Items from a data source

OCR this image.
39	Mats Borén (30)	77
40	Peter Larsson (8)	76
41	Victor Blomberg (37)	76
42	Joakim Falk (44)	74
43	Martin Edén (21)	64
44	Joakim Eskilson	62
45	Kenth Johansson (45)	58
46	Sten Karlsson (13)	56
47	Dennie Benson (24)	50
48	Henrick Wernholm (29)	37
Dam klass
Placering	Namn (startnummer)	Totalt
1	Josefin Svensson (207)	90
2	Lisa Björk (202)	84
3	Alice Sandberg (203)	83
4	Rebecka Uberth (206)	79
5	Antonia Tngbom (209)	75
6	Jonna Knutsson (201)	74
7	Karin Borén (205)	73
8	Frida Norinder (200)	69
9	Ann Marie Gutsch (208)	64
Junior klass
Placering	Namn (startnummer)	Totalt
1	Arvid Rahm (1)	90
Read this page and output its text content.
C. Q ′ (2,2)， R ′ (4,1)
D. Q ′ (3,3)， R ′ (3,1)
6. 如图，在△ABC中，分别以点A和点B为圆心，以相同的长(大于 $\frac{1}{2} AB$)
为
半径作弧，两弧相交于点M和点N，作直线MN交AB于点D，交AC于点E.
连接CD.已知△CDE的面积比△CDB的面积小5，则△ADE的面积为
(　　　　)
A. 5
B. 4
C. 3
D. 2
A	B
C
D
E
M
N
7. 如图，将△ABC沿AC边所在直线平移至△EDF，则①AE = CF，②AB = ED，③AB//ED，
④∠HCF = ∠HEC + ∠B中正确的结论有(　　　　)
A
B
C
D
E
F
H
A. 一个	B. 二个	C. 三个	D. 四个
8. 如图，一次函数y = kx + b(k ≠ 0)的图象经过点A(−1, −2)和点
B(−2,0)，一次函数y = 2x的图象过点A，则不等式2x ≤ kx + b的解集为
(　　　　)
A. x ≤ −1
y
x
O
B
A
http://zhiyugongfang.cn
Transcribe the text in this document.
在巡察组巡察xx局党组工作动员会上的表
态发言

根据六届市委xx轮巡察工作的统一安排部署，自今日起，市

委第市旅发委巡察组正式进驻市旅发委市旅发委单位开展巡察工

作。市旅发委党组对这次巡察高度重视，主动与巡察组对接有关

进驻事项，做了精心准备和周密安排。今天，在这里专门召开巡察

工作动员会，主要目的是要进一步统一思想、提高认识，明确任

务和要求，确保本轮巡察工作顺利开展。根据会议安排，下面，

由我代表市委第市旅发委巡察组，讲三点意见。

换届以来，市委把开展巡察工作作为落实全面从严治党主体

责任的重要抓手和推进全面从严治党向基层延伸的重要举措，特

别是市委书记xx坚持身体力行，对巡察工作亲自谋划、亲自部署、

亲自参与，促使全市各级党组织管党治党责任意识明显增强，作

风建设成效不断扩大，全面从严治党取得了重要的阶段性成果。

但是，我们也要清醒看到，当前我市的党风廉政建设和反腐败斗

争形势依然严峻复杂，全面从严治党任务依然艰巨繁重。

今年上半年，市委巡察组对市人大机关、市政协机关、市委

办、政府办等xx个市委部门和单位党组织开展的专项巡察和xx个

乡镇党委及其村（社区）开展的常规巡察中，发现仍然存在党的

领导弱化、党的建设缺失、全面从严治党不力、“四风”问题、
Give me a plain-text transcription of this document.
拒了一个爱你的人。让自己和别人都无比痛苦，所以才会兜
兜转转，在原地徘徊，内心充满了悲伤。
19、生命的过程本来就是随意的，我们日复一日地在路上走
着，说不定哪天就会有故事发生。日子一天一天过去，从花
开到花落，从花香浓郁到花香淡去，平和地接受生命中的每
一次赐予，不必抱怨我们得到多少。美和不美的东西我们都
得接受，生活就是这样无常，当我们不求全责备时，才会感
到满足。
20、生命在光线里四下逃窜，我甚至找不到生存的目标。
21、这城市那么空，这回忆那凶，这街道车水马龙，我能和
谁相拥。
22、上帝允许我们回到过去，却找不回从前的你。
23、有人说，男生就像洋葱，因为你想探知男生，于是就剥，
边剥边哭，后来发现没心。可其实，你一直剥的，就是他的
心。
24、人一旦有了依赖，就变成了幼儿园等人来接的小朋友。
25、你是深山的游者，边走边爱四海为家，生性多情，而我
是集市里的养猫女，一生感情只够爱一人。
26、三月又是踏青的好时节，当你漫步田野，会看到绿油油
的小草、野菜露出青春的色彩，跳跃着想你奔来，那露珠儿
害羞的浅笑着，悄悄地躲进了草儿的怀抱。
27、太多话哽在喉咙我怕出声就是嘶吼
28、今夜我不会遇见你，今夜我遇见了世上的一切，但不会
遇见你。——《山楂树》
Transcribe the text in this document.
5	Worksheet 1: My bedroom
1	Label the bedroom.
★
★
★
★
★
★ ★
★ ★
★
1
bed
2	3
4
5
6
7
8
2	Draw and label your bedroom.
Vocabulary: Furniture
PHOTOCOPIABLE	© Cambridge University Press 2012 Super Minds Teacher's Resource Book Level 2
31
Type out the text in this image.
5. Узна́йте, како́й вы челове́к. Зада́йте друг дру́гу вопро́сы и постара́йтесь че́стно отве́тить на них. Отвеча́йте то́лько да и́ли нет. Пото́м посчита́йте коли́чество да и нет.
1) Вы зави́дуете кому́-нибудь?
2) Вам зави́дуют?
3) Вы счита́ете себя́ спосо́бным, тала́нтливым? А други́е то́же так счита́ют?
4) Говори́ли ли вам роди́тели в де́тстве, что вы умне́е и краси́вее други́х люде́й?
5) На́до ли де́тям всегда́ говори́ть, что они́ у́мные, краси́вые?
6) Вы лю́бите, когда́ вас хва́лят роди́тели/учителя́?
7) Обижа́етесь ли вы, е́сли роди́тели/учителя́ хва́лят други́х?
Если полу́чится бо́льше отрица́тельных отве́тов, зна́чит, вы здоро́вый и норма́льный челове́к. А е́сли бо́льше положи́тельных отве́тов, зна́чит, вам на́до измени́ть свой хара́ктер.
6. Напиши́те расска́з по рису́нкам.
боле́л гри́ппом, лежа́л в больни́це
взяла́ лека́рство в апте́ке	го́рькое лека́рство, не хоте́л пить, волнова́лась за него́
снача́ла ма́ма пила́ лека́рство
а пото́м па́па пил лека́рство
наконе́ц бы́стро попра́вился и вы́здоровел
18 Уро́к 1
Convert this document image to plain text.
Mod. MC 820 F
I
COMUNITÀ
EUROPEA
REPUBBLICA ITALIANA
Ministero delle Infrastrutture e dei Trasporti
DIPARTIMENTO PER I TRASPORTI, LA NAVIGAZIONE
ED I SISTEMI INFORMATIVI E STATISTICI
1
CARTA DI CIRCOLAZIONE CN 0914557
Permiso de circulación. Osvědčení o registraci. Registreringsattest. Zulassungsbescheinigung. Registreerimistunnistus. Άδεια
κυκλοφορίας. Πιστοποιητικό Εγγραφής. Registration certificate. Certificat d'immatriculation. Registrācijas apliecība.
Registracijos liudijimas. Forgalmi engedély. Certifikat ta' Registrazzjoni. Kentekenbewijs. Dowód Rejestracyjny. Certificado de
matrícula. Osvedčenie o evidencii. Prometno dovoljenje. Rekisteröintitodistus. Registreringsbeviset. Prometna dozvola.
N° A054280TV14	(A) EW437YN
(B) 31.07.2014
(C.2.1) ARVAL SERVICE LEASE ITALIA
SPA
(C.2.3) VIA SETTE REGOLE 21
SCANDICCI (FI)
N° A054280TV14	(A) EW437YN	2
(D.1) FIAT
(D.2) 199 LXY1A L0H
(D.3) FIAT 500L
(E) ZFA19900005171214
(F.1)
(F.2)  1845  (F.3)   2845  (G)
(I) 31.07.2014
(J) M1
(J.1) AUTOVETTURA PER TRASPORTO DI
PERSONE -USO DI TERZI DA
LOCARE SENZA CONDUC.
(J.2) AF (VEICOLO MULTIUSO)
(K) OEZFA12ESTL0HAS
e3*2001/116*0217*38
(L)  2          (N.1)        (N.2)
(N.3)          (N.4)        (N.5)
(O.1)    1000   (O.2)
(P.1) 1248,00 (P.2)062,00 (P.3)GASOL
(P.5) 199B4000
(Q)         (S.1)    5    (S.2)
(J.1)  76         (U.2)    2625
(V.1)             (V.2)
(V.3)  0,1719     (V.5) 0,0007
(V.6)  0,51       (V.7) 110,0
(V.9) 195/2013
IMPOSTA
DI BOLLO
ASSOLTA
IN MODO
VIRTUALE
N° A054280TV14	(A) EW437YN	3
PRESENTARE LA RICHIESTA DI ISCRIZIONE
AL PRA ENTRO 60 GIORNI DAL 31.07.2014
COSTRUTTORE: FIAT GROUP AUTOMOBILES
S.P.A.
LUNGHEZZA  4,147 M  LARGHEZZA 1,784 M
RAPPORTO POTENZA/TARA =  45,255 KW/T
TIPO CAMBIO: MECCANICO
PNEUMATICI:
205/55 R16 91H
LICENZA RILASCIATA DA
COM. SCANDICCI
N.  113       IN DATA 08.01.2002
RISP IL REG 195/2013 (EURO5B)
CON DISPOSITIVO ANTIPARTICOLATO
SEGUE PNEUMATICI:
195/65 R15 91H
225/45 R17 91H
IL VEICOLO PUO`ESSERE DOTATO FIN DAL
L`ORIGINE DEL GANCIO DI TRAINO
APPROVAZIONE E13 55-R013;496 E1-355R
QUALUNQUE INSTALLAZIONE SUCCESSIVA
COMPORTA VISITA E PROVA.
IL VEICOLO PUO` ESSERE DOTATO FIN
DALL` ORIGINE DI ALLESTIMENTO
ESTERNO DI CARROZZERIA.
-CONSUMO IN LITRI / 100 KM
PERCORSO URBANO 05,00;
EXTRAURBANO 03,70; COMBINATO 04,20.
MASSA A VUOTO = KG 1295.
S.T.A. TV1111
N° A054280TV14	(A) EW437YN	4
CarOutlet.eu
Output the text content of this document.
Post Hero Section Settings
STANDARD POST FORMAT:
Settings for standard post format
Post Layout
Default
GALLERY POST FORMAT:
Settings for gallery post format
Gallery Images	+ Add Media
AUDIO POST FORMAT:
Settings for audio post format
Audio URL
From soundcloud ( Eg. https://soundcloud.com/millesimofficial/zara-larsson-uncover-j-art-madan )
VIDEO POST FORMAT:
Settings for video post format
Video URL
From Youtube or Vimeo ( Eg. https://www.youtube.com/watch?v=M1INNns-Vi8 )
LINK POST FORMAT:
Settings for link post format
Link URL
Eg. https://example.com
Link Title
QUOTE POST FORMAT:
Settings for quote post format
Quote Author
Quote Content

Description of the task>
Reply with nothing except the number of lines in the listing above that include "Borén".

Response to the task>
2